(Source records)
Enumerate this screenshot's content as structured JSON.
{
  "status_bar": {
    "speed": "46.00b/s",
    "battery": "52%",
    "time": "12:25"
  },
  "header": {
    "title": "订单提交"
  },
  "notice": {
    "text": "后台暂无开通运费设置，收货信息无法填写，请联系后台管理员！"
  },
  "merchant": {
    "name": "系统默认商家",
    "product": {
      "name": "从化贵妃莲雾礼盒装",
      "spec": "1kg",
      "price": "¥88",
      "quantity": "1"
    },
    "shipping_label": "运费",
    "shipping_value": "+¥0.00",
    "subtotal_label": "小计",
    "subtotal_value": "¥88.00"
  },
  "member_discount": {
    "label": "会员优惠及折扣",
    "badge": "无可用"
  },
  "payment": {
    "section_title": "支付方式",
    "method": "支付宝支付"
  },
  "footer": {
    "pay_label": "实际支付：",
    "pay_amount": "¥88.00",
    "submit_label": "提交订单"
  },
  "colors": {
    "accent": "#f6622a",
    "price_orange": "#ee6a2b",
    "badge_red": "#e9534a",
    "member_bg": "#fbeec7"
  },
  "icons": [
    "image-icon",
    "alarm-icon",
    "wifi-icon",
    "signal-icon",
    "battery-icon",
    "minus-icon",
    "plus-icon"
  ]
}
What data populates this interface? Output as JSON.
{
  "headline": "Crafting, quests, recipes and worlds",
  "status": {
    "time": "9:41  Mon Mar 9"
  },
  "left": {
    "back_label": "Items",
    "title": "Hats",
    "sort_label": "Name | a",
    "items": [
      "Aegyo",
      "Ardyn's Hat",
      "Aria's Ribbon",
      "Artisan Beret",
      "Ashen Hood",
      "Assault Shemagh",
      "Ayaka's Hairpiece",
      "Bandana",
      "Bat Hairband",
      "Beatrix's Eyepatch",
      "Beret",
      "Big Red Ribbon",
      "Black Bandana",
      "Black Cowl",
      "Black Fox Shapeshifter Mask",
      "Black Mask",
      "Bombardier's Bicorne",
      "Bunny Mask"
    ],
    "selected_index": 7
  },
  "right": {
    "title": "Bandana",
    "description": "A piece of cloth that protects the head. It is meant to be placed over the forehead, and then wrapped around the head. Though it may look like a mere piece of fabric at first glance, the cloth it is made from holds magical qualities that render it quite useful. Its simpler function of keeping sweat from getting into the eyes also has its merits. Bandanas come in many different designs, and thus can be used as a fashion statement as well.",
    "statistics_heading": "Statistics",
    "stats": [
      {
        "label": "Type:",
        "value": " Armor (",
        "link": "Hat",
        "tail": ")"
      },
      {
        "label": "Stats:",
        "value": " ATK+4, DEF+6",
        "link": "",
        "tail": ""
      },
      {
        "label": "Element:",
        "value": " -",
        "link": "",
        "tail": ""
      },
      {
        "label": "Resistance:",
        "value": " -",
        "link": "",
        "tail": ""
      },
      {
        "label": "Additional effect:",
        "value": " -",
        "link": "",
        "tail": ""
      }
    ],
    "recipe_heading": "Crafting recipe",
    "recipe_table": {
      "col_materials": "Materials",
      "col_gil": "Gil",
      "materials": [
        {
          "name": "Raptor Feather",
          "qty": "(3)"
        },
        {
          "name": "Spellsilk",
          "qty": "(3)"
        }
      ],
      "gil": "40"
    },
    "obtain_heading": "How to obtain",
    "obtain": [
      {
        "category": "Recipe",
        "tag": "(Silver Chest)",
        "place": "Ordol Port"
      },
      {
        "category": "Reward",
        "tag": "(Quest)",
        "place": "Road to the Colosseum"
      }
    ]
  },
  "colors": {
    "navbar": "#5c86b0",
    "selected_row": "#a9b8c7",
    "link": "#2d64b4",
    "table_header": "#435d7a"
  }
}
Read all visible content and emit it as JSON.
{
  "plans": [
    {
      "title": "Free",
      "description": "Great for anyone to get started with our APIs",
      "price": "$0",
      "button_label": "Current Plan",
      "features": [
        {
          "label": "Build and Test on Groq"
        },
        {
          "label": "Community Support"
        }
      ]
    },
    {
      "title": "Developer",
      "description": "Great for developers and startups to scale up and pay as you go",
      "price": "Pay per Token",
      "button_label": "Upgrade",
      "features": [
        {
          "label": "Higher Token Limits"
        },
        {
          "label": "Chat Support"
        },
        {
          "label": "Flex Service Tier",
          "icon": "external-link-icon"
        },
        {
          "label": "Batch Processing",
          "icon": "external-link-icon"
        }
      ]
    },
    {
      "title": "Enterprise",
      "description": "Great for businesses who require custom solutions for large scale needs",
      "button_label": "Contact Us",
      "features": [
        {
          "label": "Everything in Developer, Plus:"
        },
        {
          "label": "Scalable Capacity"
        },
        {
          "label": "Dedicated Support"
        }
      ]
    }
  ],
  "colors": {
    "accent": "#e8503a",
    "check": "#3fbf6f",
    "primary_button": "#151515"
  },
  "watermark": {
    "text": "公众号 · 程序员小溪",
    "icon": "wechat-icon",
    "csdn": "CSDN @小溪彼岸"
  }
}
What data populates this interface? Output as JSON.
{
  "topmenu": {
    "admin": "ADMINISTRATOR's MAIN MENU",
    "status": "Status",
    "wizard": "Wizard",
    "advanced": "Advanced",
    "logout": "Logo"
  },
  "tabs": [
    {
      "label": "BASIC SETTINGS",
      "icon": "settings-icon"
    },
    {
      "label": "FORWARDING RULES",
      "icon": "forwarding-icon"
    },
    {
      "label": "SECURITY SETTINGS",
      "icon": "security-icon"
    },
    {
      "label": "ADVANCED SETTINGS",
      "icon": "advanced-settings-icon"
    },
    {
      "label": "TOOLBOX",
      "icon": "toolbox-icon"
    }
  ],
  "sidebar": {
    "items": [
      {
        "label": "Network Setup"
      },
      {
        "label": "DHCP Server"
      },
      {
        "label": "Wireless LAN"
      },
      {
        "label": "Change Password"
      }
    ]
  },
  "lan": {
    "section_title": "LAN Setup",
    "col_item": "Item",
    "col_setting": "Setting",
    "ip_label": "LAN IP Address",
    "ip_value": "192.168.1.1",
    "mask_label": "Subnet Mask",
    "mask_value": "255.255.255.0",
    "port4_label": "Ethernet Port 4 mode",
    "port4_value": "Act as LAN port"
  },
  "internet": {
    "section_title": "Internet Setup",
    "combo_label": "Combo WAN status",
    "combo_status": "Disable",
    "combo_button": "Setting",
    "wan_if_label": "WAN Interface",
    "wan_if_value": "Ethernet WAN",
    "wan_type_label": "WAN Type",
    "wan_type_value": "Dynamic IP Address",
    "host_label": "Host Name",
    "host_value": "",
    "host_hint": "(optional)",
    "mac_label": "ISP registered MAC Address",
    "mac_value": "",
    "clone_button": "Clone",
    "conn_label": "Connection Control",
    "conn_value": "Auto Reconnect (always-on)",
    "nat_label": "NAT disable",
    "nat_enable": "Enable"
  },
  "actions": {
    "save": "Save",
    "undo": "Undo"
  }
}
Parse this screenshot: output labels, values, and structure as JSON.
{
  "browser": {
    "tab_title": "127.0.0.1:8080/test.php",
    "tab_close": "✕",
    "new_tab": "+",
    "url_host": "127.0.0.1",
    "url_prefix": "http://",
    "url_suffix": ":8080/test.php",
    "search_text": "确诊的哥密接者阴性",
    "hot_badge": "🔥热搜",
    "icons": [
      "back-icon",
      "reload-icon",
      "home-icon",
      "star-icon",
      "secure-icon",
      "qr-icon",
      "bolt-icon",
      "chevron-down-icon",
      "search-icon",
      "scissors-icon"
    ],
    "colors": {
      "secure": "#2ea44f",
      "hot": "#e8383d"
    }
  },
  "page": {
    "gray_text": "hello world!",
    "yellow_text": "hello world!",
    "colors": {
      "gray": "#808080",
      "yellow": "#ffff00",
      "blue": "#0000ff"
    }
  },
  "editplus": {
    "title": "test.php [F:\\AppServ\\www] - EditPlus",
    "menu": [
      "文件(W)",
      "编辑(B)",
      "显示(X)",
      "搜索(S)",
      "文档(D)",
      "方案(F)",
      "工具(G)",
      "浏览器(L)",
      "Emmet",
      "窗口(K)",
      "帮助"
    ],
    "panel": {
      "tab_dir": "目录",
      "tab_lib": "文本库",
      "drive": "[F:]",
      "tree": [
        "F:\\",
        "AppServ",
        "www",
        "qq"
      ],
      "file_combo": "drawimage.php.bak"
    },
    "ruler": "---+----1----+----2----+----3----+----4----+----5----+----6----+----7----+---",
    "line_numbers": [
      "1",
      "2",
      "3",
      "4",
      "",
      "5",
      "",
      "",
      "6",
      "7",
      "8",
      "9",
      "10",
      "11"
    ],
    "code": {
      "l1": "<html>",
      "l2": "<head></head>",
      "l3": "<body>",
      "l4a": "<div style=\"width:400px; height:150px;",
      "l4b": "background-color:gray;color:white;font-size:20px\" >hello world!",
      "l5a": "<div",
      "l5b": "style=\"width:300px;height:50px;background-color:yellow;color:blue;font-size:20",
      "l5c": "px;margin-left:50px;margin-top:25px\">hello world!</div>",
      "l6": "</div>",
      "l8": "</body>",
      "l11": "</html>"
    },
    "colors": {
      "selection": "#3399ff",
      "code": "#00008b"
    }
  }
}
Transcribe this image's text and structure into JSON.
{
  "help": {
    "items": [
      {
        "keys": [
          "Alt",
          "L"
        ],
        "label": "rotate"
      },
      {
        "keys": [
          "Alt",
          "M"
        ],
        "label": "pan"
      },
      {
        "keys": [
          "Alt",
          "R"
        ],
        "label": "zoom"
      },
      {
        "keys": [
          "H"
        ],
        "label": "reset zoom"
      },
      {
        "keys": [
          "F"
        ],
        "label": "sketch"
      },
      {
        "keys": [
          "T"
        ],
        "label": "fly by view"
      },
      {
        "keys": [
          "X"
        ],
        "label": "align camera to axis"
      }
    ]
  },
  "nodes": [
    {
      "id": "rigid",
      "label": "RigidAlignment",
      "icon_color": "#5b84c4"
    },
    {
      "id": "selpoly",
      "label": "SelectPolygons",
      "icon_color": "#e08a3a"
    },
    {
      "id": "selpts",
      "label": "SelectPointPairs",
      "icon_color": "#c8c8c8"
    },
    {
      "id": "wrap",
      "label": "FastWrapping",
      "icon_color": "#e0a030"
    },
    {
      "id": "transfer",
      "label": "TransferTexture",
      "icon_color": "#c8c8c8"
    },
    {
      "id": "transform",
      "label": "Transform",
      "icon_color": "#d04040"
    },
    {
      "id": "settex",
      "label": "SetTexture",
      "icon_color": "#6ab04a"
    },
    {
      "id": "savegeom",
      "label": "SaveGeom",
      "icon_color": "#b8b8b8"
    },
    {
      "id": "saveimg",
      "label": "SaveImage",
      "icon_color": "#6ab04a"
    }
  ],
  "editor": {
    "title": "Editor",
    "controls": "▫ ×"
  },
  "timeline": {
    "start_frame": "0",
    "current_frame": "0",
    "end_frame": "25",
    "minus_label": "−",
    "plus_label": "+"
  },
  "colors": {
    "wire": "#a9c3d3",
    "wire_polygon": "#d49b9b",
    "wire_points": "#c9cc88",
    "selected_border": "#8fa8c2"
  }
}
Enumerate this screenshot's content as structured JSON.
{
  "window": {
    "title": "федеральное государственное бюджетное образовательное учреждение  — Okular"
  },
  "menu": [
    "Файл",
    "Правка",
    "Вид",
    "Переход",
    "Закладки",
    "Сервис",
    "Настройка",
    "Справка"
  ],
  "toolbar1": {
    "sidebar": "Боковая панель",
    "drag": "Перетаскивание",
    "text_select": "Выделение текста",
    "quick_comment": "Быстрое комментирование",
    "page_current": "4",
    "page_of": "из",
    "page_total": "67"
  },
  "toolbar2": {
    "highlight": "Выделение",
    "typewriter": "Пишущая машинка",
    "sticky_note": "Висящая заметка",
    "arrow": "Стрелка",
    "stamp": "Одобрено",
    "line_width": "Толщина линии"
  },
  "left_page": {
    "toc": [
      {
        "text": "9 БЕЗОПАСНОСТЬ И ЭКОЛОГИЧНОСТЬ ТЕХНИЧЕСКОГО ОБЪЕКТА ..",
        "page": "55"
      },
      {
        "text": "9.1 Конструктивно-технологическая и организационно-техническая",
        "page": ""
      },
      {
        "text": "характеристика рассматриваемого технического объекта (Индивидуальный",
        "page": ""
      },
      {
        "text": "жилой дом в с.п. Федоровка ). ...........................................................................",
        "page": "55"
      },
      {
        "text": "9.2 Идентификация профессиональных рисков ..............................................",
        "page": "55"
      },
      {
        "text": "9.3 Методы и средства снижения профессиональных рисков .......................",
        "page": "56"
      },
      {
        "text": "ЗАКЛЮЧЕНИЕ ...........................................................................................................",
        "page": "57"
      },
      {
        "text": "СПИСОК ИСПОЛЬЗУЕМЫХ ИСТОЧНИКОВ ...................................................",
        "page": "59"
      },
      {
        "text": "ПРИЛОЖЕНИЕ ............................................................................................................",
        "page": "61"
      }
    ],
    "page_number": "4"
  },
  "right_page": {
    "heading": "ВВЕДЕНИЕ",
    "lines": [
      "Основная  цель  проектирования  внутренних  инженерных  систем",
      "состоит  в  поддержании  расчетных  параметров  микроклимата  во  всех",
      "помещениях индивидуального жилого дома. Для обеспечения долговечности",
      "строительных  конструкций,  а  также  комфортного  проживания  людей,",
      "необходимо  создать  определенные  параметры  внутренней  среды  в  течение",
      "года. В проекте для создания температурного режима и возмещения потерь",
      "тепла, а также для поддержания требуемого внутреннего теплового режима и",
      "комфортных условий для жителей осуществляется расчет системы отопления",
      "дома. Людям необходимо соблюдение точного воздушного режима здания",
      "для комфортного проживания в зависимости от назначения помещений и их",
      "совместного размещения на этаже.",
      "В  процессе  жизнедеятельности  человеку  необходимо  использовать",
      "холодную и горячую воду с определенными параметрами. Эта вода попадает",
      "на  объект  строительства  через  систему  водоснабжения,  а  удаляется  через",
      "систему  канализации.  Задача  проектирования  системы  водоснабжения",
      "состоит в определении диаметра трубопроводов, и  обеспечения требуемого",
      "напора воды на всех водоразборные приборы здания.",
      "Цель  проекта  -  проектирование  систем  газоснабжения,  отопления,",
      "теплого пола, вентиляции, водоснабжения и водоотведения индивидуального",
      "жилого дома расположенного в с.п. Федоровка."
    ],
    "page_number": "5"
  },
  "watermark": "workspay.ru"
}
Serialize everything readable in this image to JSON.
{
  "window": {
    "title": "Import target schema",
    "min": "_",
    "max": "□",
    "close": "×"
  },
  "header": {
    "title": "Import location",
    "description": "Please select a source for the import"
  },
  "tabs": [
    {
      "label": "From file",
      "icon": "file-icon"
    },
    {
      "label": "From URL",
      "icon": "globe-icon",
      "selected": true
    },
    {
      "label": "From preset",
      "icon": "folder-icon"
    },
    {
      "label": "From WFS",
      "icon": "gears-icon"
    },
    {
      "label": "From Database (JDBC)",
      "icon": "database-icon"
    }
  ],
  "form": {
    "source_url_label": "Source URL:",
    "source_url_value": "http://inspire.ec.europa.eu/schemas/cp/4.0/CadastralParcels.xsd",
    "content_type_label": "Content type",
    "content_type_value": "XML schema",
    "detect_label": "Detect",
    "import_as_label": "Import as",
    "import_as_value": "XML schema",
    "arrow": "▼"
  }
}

| What is being asked |
Show the lines where the word "режима" appears in the entries.

| Reply to the task |
      "года. В проекте для создания температурного режима и возмещения потерь",
      "тепла, а также для поддержания требуемого внутреннего теплового режима и",
      "дома. Людям необходимо соблюдение точного воздушного режима здания",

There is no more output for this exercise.